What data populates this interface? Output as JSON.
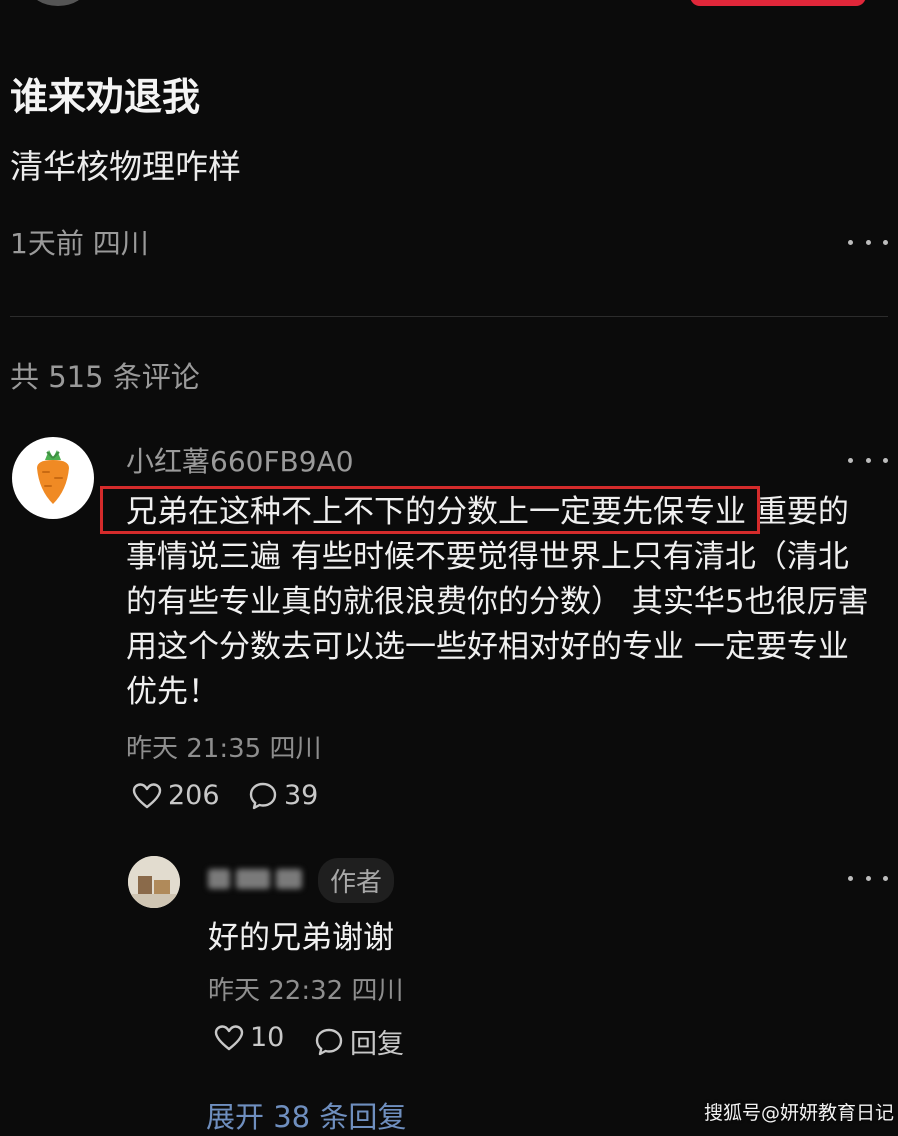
{
  "post": {
    "title": "谁来劝退我",
    "body": "清华核物理咋样",
    "meta": "1天前 四川"
  },
  "comments_header": {
    "count_text": "共 515 条评论"
  },
  "comment": {
    "username": "小红薯660FB9A0",
    "text_lines": [
      "兄弟在这种不上不下的分数上一定要先保专业 重要的",
      "事情说三遍 有些时候不要觉得世界上只有清北（清北",
      "的有些专业真的就很浪费你的分数） 其实华5也很厉害",
      "用这个分数去可以选一些好相对好的专业 一定要专业",
      "优先！"
    ],
    "time": "昨天 21:35 四川",
    "likes": "206",
    "replies": "39"
  },
  "reply": {
    "author_tag": "作者",
    "text": "好的兄弟谢谢",
    "time": "昨天 22:32 四川",
    "likes": "10",
    "reply_label": "回复"
  },
  "expand_label": "展开 38 条回复",
  "watermark": "搜狐号@妍妍教育日记",
  "colors": {
    "background": "#0b0b0b",
    "highlight_box": "#d42b2b",
    "expand_link": "#6f8fbf"
  },
  "icons": [
    "more-icon",
    "carrot-icon",
    "heart-icon",
    "comment-icon"
  ]
}
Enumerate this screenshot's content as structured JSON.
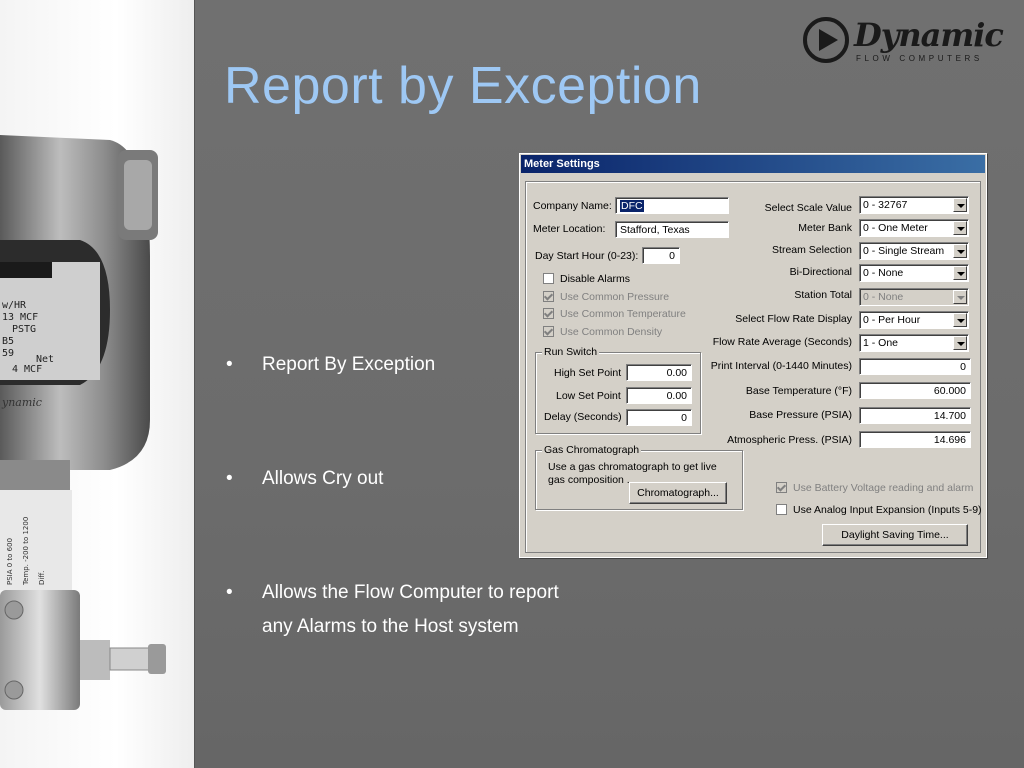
○ ○ ○ ○ ○ ○ ○
◆ What the task requires:
Repeat the material above in full and unchanged, minus its images.

◆ Solution for this task:
What data populates this interface? Output as JSON.
{
  "post": {
    "title": "谁来劝退我",
    "body": "清华核物理咋样",
    "meta": "1天前 四川"
  },
  "comments_header": {
    "count_text": "共 515 条评论"
  },
  "comment": {
    "username": "小红薯660FB9A0",
    "text_lines": [
      "兄弟在这种不上不下的分数上一定要先保专业 重要的",
      "事情说三遍 有些时候不要觉得世界上只有清北（清北",
      "的有些专业真的就很浪费你的分数） 其实华5也很厉害",
      "用这个分数去可以选一些好相对好的专业 一定要专业",
      "优先！"
    ],
    "time": "昨天 21:35 四川",
    "likes": "206",
    "replies": "39"
  },
  "reply": {
    "author_tag": "作者",
    "text": "好的兄弟谢谢",
    "time": "昨天 22:32 四川",
    "likes": "10",
    "reply_label": "回复"
  },
  "expand_label": "展开 38 条回复",
  "watermark": "搜狐号@妍妍教育日记",
  "colors": {
    "background": "#0b0b0b",
    "highlight_box": "#d42b2b",
    "expand_link": "#6f8fbf"
  },
  "icons": [
    "more-icon",
    "carrot-icon",
    "heart-icon",
    "comment-icon"
  ]
}
Enumerate this screenshot's content as structured JSON.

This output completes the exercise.